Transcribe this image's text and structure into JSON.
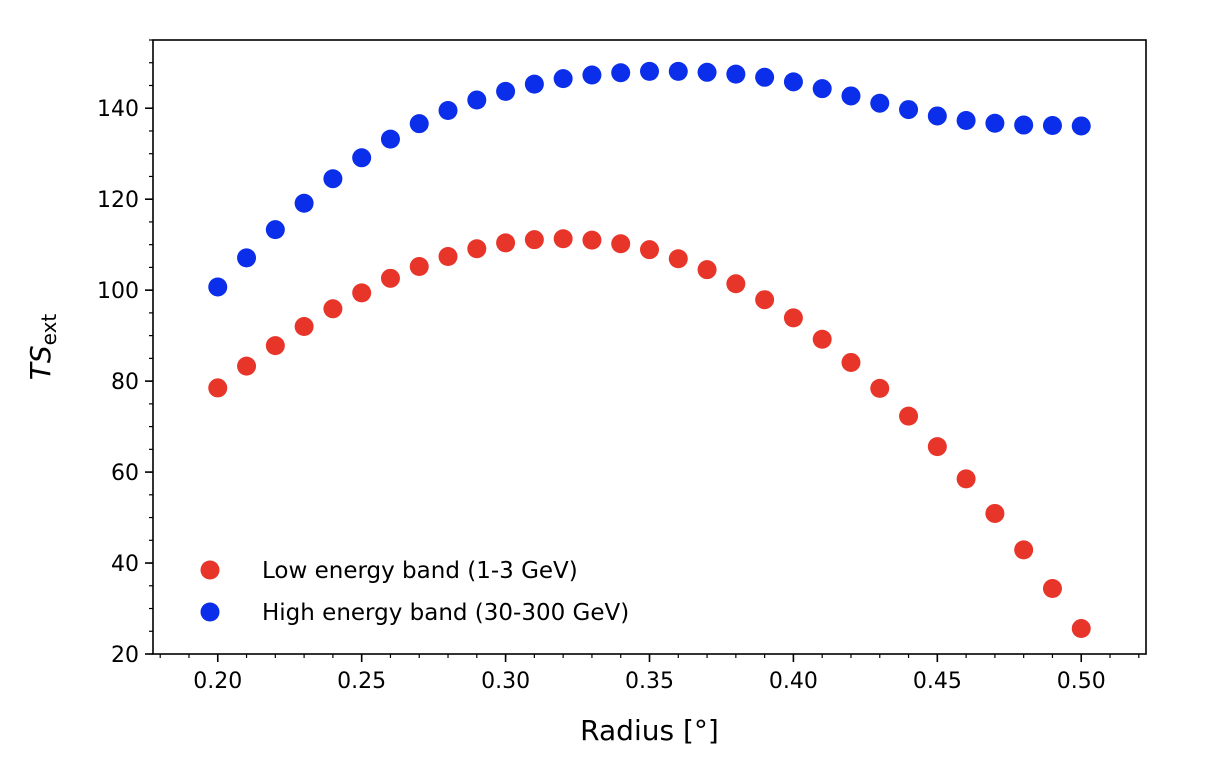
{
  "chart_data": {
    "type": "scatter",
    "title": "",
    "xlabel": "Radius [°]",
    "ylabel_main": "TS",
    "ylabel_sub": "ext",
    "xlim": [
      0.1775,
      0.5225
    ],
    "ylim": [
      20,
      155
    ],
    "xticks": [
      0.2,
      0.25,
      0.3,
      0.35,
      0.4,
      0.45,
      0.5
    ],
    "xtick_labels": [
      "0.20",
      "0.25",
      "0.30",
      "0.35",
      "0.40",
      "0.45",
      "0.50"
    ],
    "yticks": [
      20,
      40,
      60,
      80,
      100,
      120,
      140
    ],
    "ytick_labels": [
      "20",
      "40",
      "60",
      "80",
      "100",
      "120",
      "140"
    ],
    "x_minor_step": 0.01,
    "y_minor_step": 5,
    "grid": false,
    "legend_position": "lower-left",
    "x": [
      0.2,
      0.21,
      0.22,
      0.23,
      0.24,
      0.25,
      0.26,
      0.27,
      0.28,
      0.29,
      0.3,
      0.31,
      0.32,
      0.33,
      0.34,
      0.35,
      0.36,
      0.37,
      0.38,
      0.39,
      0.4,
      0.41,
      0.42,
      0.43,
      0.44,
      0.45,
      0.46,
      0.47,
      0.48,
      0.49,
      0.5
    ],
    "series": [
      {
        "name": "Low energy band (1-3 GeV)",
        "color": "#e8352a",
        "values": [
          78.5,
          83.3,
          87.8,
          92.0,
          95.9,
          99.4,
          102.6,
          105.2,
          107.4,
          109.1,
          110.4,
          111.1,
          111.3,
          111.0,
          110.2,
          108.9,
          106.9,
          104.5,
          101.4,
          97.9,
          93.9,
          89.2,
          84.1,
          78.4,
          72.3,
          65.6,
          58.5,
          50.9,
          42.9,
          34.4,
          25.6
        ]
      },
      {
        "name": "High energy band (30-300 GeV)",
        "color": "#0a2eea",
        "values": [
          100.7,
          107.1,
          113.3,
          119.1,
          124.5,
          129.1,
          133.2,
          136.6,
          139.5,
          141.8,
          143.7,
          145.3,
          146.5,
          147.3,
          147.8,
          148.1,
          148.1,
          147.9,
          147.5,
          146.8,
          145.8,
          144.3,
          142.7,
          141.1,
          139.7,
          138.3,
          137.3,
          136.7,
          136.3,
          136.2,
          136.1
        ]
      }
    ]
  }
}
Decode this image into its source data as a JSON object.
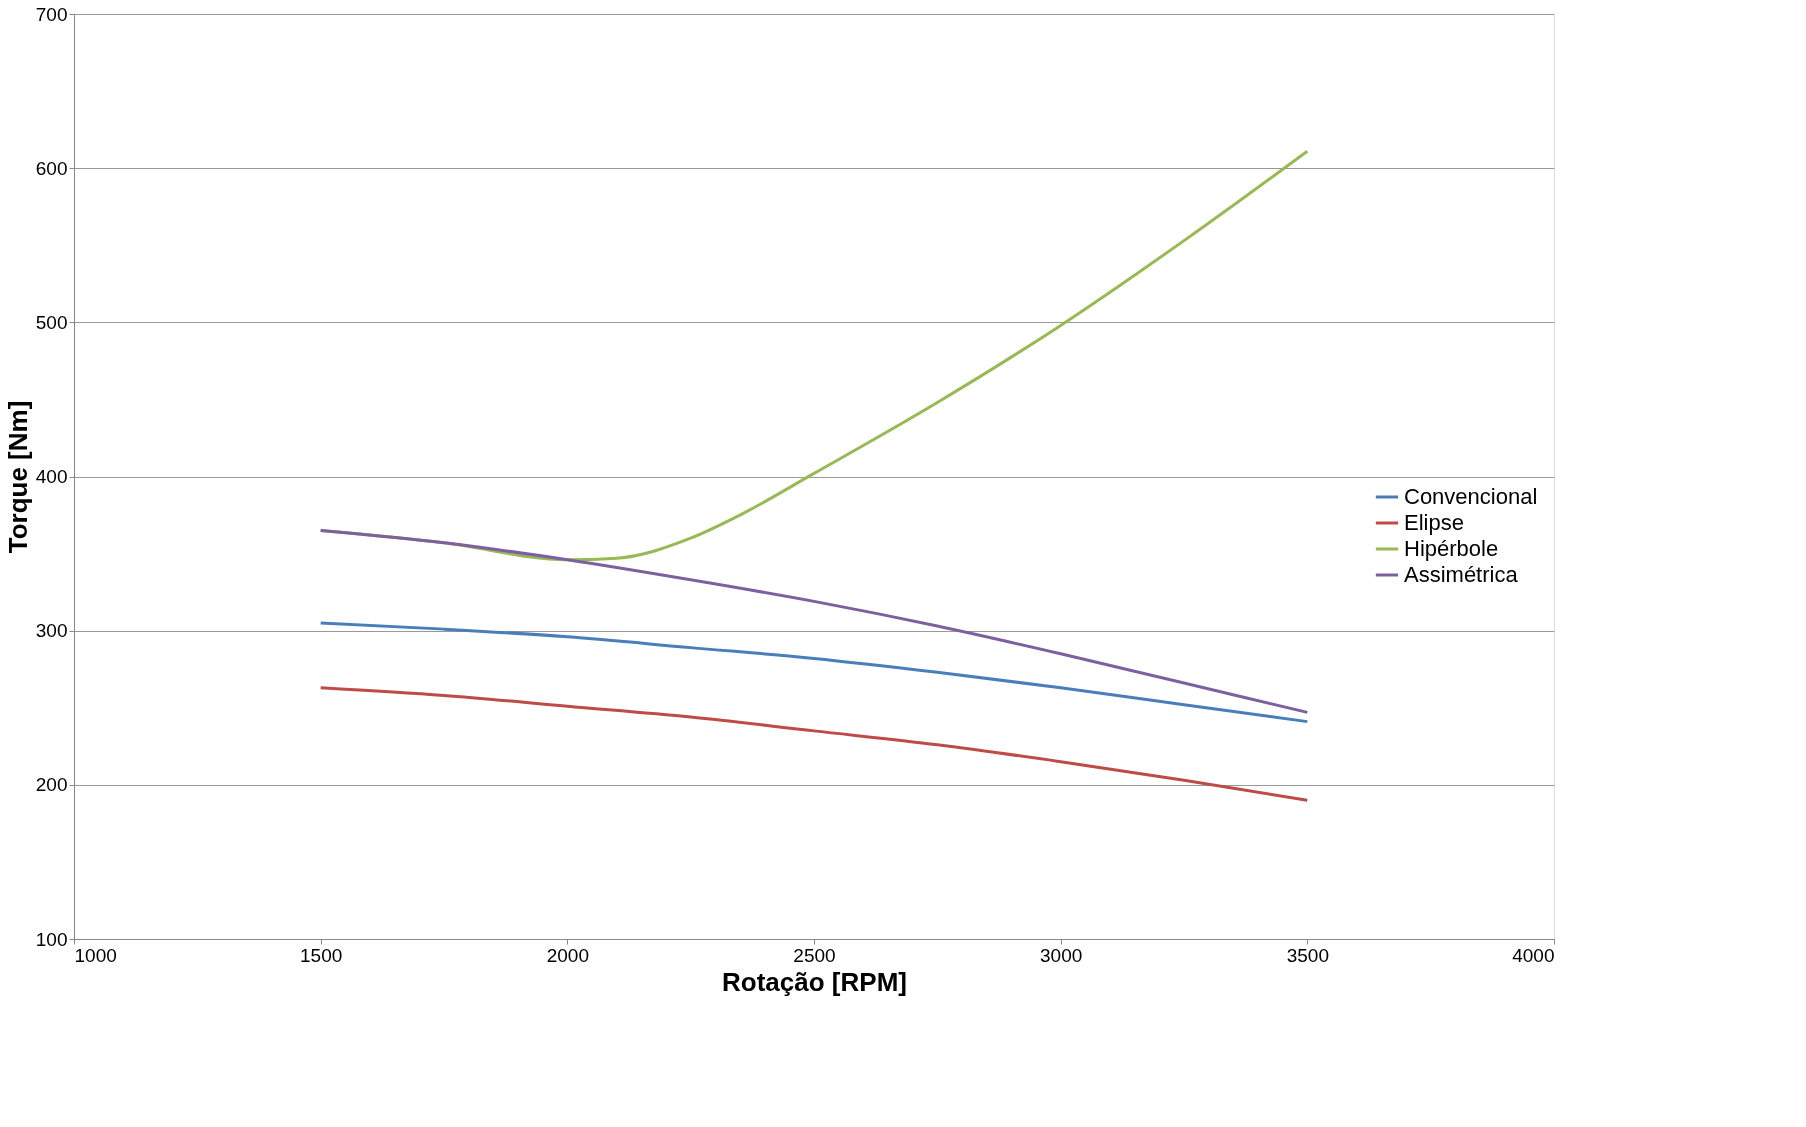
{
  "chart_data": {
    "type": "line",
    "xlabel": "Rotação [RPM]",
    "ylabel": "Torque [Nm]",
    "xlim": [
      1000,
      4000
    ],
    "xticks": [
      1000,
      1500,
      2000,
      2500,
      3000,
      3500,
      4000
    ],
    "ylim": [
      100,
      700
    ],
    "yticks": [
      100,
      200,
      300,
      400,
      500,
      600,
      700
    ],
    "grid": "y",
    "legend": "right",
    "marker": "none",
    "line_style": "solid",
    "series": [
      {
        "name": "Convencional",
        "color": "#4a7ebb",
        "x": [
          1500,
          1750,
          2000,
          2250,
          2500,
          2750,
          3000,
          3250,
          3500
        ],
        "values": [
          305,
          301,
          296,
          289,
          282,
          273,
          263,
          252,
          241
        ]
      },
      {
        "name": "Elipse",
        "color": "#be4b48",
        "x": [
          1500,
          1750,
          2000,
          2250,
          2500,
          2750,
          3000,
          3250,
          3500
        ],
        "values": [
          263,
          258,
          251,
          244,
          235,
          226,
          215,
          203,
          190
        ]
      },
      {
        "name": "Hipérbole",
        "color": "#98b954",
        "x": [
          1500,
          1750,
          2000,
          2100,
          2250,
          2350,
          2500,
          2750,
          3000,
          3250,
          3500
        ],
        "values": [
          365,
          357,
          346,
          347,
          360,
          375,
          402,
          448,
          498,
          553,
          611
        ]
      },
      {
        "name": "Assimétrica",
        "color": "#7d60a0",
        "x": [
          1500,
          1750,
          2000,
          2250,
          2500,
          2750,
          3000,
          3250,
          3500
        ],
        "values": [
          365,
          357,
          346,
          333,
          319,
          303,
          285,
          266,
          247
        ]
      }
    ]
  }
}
_ _ _ _ _ _ _
Write out the listing above exactly as it stands, pictures excluded.

> _EXERCISE ANSWER_
Transcribe this image's text and structure into JSON.
{
  "chart_data": {
    "type": "scatter",
    "title": "",
    "xlabel": "Radius [°]",
    "ylabel_main": "TS",
    "ylabel_sub": "ext",
    "xlim": [
      0.1775,
      0.5225
    ],
    "ylim": [
      20,
      155
    ],
    "xticks": [
      0.2,
      0.25,
      0.3,
      0.35,
      0.4,
      0.45,
      0.5
    ],
    "xtick_labels": [
      "0.20",
      "0.25",
      "0.30",
      "0.35",
      "0.40",
      "0.45",
      "0.50"
    ],
    "yticks": [
      20,
      40,
      60,
      80,
      100,
      120,
      140
    ],
    "ytick_labels": [
      "20",
      "40",
      "60",
      "80",
      "100",
      "120",
      "140"
    ],
    "x_minor_step": 0.01,
    "y_minor_step": 5,
    "grid": false,
    "legend_position": "lower-left",
    "x": [
      0.2,
      0.21,
      0.22,
      0.23,
      0.24,
      0.25,
      0.26,
      0.27,
      0.28,
      0.29,
      0.3,
      0.31,
      0.32,
      0.33,
      0.34,
      0.35,
      0.36,
      0.37,
      0.38,
      0.39,
      0.4,
      0.41,
      0.42,
      0.43,
      0.44,
      0.45,
      0.46,
      0.47,
      0.48,
      0.49,
      0.5
    ],
    "series": [
      {
        "name": "Low energy band (1-3 GeV)",
        "color": "#e8352a",
        "values": [
          78.5,
          83.3,
          87.8,
          92.0,
          95.9,
          99.4,
          102.6,
          105.2,
          107.4,
          109.1,
          110.4,
          111.1,
          111.3,
          111.0,
          110.2,
          108.9,
          106.9,
          104.5,
          101.4,
          97.9,
          93.9,
          89.2,
          84.1,
          78.4,
          72.3,
          65.6,
          58.5,
          50.9,
          42.9,
          34.4,
          25.6
        ]
      },
      {
        "name": "High energy band (30-300 GeV)",
        "color": "#0a2eea",
        "values": [
          100.7,
          107.1,
          113.3,
          119.1,
          124.5,
          129.1,
          133.2,
          136.6,
          139.5,
          141.8,
          143.7,
          145.3,
          146.5,
          147.3,
          147.8,
          148.1,
          148.1,
          147.9,
          147.5,
          146.8,
          145.8,
          144.3,
          142.7,
          141.1,
          139.7,
          138.3,
          137.3,
          136.7,
          136.3,
          136.2,
          136.1
        ]
      }
    ]
  }
}
Decode this image into its source data as a JSON object.
{
  "chart_data": {
    "type": "line",
    "xlabel": "Rotação [RPM]",
    "ylabel": "Torque [Nm]",
    "xlim": [
      1000,
      4000
    ],
    "xticks": [
      1000,
      1500,
      2000,
      2500,
      3000,
      3500,
      4000
    ],
    "ylim": [
      100,
      700
    ],
    "yticks": [
      100,
      200,
      300,
      400,
      500,
      600,
      700
    ],
    "grid": "y",
    "legend": "right",
    "marker": "none",
    "line_style": "solid",
    "series": [
      {
        "name": "Convencional",
        "color": "#4a7ebb",
        "x": [
          1500,
          1750,
          2000,
          2250,
          2500,
          2750,
          3000,
          3250,
          3500
        ],
        "values": [
          305,
          301,
          296,
          289,
          282,
          273,
          263,
          252,
          241
        ]
      },
      {
        "name": "Elipse",
        "color": "#be4b48",
        "x": [
          1500,
          1750,
          2000,
          2250,
          2500,
          2750,
          3000,
          3250,
          3500
        ],
        "values": [
          263,
          258,
          251,
          244,
          235,
          226,
          215,
          203,
          190
        ]
      },
      {
        "name": "Hipérbole",
        "color": "#98b954",
        "x": [
          1500,
          1750,
          2000,
          2100,
          2250,
          2350,
          2500,
          2750,
          3000,
          3250,
          3500
        ],
        "values": [
          365,
          357,
          346,
          347,
          360,
          375,
          402,
          448,
          498,
          553,
          611
        ]
      },
      {
        "name": "Assimétrica",
        "color": "#7d60a0",
        "x": [
          1500,
          1750,
          2000,
          2250,
          2500,
          2750,
          3000,
          3250,
          3500
        ],
        "values": [
          365,
          357,
          346,
          333,
          319,
          303,
          285,
          266,
          247
        ]
      }
    ]
  }
}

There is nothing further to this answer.